▸ Excerpted data:
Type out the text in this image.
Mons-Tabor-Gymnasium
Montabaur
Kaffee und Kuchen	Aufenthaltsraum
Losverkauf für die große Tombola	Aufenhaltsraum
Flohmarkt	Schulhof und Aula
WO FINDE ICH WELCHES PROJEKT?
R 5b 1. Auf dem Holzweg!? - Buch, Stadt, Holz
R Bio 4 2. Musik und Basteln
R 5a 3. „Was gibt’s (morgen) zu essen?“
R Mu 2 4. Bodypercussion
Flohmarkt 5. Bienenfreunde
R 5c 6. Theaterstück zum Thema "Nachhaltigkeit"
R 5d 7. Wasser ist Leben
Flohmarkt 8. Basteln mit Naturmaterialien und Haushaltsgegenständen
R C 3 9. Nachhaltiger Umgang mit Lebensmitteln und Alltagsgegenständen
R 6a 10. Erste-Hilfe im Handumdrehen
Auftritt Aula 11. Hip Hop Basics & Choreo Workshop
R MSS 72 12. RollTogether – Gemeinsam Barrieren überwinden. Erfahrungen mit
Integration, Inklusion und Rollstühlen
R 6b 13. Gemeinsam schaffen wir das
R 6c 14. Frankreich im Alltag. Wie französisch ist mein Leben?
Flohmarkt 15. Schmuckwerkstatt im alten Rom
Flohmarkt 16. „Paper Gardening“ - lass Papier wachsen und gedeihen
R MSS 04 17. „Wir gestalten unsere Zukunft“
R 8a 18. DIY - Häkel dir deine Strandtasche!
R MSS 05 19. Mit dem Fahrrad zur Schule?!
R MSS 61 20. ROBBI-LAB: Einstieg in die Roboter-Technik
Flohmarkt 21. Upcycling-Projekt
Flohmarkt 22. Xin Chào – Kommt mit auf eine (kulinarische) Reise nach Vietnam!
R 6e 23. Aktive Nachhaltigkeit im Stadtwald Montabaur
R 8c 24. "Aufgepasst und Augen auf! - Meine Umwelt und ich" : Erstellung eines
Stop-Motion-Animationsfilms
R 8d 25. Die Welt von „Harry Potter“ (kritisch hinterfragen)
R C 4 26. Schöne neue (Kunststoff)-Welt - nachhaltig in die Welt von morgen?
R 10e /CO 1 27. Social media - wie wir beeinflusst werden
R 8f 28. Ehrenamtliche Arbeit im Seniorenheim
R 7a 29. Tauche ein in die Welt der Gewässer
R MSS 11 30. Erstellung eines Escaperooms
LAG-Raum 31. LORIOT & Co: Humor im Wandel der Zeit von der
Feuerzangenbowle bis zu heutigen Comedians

▸ The request: Output all records verbatim.

▸ Complete output:
Type out the text in this image.
Mons-Tabor-Gymnasium
Montabaur
Kaffee und Kuchen	Aufenthaltsraum
Losverkauf für die große Tombola	Aufenhaltsraum
Flohmarkt	Schulhof und Aula
WO FINDE ICH WELCHES PROJEKT?
R 5b 1. Auf dem Holzweg!? - Buch, Stadt, Holz
R Bio 4 2. Musik und Basteln
R 5a 3. „Was gibt’s (morgen) zu essen?“
R Mu 2 4. Bodypercussion
Flohmarkt 5. Bienenfreunde
R 5c 6. Theaterstück zum Thema "Nachhaltigkeit"
R 5d 7. Wasser ist Leben
Flohmarkt 8. Basteln mit Naturmaterialien und Haushaltsgegenständen
R C 3 9. Nachhaltiger Umgang mit Lebensmitteln und Alltagsgegenständen
R 6a 10. Erste-Hilfe im Handumdrehen
Auftritt Aula 11. Hip Hop Basics & Choreo Workshop
R MSS 72 12. RollTogether – Gemeinsam Barrieren überwinden. Erfahrungen mit
Integration, Inklusion und Rollstühlen
R 6b 13. Gemeinsam schaffen wir das
R 6c 14. Frankreich im Alltag. Wie französisch ist mein Leben?
Flohmarkt 15. Schmuckwerkstatt im alten Rom
Flohmarkt 16. „Paper Gardening“ - lass Papier wachsen und gedeihen
R MSS 04 17. „Wir gestalten unsere Zukunft“
R 8a 18. DIY - Häkel dir deine Strandtasche!
R MSS 05 19. Mit dem Fahrrad zur Schule?!
R MSS 61 20. ROBBI-LAB: Einstieg in die Roboter-Technik
Flohmarkt 21. Upcycling-Projekt
Flohmarkt 22. Xin Chào – Kommt mit auf eine (kulinarische) Reise nach Vietnam!
R 6e 23. Aktive Nachhaltigkeit im Stadtwald Montabaur
R 8c 24. "Aufgepasst und Augen auf! - Meine Umwelt und ich" : Erstellung eines
Stop-Motion-Animationsfilms
R 8d 25. Die Welt von „Harry Potter“ (kritisch hinterfragen)
R C 4 26. Schöne neue (Kunststoff)-Welt - nachhaltig in die Welt von morgen?
R 10e /CO 1 27. Social media - wie wir beeinflusst werden
R 8f 28. Ehrenamtliche Arbeit im Seniorenheim
R 7a 29. Tauche ein in die Welt der Gewässer
R MSS 11 30. Erstellung eines Escaperooms
LAG-Raum 31. LORIOT & Co: Humor im Wandel der Zeit von der
Feuerzangenbowle bis zu heutigen Comedians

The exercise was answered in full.